• PROBLEM: Count the lines below that contain the string "label", treating uppercase and lowercase letters as distinct, and reply with only the number.

• DATA LINES:
---*---
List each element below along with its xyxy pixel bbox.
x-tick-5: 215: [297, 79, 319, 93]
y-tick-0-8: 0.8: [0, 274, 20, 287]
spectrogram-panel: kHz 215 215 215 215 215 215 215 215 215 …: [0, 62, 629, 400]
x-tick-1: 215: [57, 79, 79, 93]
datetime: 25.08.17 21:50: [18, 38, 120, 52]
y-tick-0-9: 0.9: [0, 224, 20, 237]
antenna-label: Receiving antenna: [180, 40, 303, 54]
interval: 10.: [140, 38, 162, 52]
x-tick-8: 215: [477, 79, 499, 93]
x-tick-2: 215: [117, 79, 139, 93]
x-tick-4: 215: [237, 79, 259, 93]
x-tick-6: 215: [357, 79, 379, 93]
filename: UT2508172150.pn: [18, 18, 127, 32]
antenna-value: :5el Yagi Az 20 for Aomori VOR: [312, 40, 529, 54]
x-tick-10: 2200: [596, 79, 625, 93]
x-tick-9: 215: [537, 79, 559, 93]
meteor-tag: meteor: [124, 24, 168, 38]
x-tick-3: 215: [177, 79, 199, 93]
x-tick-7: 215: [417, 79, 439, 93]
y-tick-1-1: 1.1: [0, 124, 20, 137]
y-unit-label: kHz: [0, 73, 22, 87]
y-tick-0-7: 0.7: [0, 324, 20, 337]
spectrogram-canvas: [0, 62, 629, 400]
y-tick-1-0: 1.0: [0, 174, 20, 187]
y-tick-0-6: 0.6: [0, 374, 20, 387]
---*---
• THE REPLY: 2